Extracted entries:
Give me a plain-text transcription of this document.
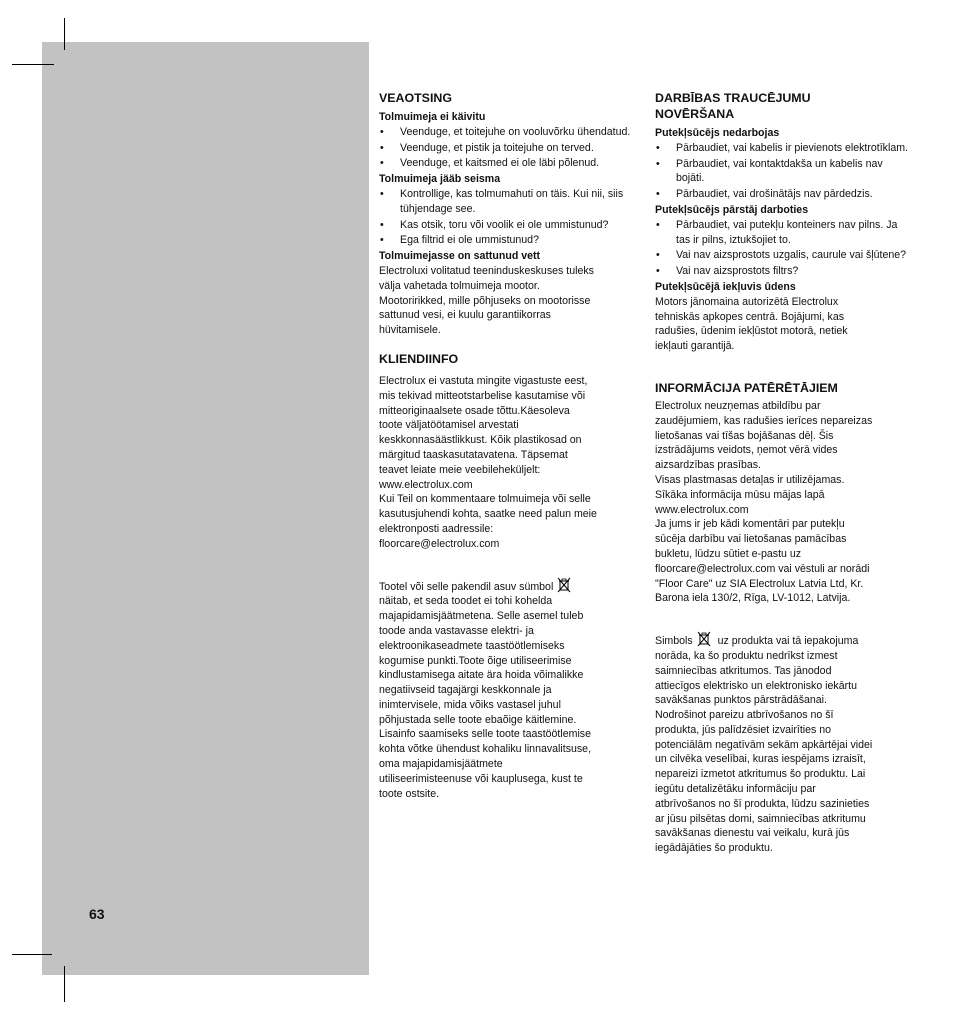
63
VEAOTSING
Tolmuimeja ei käivitu
• Veenduge, et toitejuhe on vooluvõrku ühendatud.
• Veenduge, et pistik ja toitejuhe on terved.
• Veenduge, et kaitsmed ei ole läbi põlenud.
Tolmuimeja jääb seisma
• Kontrollige, kas tolmumahuti on täis. Kui nii, siis tühjendage see.
• Kas otsik, toru või voolik ei ole ummistunud?
• Ega filtrid ei ole ummistunud?
Tolmuimejasse on sattunud vett
Electroluxi volitatud teeninduskeskuses tuleks
välja vahetada tolmuimeja mootor.
Mootoririkked, mille põhjuseks on mootorisse
sattunud vesi, ei kuulu garantiikorras
hüvitamisele.
KLIENDIINFO
Electrolux ei vastuta mingite vigastuste eest,
mis tekivad mitteotstarbelise kasutamise või
mitteoriginaalsete osade tõttu.Käesoleva
toote väljatöötamisel arvestati
keskkonnasäästlikkust. Kõik plastikosad on
märgitud taaskasutatavatena. Täpsemat
teavet leiate meie veebileheküljelt:
www.electrolux.com
Kui Teil on kommentaare tolmuimeja või selle
kasutusjuhendi kohta, saatke need palun meie
elektronposti aadressile:
floorcare@electrolux.com
Tootel või selle pakendil asuv sümbol
näitab, et seda toodet ei tohi kohelda
majapidamisjäätmetena. Selle asemel tuleb
toode anda vastavasse elektri- ja
elektroonikaseadmete taastöötlemiseks
kogumise punkti.Toote õige utiliseerimise
kindlustamisega aitate ära hoida võimalikke
negatiivseid tagajärgi keskkonnale ja
inimtervisele, mida võiks vastasel juhul
põhjustada selle toote ebaõige käitlemine.
Lisainfo saamiseks selle toote taastöötlemise
kohta võtke ühendust kohaliku linnavalitsuse,
oma majapidamisjäätmete
utiliseerimisteenuse või kauplusega, kust te
toote ostsite.
DARBĪBAS TRAUCĒJUMU
NOVĒRŠANA
Putekļsūcējs nedarbojas
• Pārbaudiet, vai kabelis ir pievienots elektrotīklam.
• Pārbaudiet, vai kontaktdakša un kabelis nav bojāti.
• Pārbaudiet, vai drošinātājs nav pārdedzis.
Putekļsūcējs pārstāj darboties
• Pārbaudiet, vai putekļu konteiners nav pilns. Ja tas ir pilns, iztukšojiet to.
• Vai nav aizsprostots uzgalis, caurule vai šļūtene?
• Vai nav aizsprostots filtrs?
Putekļsūcējā iekļuvis ūdens
Motors jānomaina autorizētā Electrolux
tehniskās apkopes centrā. Bojājumi, kas
radušies, ūdenim iekļūstot motorā, netiek
iekļauti garantijā.
INFORMĀCIJA PATĒRĒTĀJIEM
Electrolux neuzņemas atbildību par
zaudējumiem, kas radušies ierīces nepareizas
lietošanas vai tīšas bojāšanas dēļ. Šis
izstrādājums veidots, ņemot vērā vides
aizsardzības prasības.
Visas plastmasas detaļas ir utilizējamas.
Sīkāka informācija mūsu mājas lapā
www.electrolux.com
Ja jums ir jeb kādi komentāri par putekļu
sūcēja darbību vai lietošanas pamācības
bukletu, lūdzu sūtiet e-pastu uz
floorcare@electrolux.com vai vēstuli ar norādi
"Floor Care" uz SIA Electrolux Latvia Ltd, Kr.
Barona iela 130/2, Rīga, LV-1012, Latvija.
Simbols uz produkta vai tā iepakojuma
norāda, ka šo produktu nedrīkst izmest
saimniecības atkritumos. Tas jānodod
attiecīgos elektrisko un elektronisko iekārtu
savākšanas punktos pārstrādāšanai.
Nodrošinot pareizu atbrīvošanos no šī
produkta, jūs palīdzēsiet izvairīties no
potenciālām negatīvām sekām apkārtējai videi
un cilvēka veselībai, kuras iespējams izraisīt,
nepareizi izmetot atkritumus šo produktu. Lai
iegūtu detalizētāku informāciju par
atbrīvošanos no šī produkta, lūdzu sazinieties
ar jūsu pilsētas domi, saimniecības atkritumu
savākšanas dienestu vai veikalu, kurā jūs
iegādājāties šo produktu.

Goal: Copy down every line of the entries containing the word "ummistunud".

The result:
• Kas otsik, toru või voolik ei ole ummistunud?
• Ega filtrid ei ole ummistunud?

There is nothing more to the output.